Goal of the exercise ▸ Find each line holding the word "banner" and give the number of such lines, nothing else.

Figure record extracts
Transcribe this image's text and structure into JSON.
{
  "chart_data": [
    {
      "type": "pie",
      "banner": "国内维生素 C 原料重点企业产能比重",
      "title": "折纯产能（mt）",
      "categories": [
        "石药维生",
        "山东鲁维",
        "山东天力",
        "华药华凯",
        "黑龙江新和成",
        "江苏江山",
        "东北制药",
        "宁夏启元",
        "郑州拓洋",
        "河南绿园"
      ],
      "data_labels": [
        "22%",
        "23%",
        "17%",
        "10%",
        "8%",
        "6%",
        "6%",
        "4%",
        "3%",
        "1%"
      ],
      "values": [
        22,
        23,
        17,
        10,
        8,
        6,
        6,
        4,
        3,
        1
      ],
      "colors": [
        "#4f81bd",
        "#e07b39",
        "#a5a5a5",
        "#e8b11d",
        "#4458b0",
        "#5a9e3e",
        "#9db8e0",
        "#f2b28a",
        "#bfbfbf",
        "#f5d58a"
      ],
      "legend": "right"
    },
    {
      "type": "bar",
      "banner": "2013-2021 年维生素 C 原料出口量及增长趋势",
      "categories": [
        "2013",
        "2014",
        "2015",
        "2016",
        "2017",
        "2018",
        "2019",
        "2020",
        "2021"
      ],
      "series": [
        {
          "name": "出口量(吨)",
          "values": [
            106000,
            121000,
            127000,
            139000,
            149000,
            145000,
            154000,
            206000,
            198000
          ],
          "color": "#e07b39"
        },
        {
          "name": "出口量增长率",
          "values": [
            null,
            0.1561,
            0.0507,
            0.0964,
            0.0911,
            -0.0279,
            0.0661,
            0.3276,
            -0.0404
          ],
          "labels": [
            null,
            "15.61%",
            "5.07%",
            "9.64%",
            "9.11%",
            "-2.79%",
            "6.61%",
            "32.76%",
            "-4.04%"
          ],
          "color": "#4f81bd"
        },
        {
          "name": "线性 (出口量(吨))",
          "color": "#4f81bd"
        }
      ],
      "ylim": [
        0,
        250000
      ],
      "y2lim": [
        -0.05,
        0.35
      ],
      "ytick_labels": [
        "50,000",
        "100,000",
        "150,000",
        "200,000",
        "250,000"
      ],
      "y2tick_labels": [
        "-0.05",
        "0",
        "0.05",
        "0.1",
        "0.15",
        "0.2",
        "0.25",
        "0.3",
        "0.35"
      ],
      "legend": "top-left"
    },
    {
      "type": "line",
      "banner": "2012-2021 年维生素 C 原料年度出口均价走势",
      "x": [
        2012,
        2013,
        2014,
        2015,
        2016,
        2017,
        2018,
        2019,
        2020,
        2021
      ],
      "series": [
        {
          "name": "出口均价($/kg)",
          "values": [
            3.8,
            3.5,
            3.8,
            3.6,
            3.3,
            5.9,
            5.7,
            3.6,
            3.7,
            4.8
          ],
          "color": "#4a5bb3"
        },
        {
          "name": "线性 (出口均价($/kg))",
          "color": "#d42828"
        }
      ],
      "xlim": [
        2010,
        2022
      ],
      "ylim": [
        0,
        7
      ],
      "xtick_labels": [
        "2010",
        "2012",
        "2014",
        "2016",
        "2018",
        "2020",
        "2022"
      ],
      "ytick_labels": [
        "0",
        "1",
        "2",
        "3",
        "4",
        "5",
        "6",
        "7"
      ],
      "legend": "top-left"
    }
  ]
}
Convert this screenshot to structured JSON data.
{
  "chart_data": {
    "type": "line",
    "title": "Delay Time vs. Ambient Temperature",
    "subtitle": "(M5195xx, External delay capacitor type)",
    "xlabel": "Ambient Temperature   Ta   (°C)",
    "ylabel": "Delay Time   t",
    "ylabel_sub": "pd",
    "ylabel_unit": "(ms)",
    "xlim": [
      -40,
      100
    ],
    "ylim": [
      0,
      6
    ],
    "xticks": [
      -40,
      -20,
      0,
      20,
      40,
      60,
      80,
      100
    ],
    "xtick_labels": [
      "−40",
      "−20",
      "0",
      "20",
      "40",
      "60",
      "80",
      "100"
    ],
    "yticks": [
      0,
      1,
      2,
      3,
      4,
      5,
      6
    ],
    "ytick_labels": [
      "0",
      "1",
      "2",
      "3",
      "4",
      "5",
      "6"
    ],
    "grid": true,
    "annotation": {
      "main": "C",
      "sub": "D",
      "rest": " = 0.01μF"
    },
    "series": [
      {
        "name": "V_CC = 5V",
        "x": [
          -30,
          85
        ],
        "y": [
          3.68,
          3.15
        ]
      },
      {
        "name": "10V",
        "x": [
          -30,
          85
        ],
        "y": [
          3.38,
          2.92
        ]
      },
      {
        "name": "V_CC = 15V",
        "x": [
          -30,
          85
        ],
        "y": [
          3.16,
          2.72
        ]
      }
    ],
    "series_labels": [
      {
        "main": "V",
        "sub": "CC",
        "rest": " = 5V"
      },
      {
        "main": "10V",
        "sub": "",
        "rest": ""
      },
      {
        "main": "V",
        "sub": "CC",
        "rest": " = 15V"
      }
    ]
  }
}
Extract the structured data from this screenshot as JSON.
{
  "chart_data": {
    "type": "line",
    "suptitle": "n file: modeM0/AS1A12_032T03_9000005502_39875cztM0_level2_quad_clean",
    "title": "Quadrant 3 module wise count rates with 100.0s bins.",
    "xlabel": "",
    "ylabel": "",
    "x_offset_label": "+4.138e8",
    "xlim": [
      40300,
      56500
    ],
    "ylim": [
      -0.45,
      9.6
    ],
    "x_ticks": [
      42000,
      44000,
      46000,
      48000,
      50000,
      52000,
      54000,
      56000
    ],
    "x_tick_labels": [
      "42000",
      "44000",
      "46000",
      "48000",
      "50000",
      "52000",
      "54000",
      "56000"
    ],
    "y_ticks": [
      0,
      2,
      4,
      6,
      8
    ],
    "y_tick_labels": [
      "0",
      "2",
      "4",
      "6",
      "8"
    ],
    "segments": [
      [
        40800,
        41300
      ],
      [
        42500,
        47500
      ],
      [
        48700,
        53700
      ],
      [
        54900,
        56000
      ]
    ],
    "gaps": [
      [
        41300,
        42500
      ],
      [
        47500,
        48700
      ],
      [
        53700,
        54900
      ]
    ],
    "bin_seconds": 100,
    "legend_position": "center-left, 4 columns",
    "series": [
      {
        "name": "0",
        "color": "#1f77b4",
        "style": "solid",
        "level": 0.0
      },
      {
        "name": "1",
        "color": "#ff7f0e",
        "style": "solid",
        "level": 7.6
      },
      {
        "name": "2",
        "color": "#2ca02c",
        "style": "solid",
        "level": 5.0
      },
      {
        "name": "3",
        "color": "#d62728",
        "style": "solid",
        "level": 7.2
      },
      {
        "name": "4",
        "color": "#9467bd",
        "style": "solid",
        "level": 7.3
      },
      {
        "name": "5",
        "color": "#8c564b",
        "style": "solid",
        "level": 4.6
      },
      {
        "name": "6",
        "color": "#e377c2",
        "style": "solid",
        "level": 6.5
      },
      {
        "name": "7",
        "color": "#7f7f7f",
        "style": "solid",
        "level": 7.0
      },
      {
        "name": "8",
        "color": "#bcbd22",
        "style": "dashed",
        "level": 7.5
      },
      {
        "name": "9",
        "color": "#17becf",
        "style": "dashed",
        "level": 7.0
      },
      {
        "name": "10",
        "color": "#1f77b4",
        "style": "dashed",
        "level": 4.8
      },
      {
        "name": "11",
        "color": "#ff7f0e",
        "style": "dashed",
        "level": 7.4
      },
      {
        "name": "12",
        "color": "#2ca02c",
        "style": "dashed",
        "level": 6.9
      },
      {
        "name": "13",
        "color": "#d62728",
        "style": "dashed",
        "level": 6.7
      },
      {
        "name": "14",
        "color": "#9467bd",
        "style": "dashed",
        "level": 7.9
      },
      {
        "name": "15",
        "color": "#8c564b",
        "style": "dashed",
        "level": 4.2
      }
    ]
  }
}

Solution ▸ 3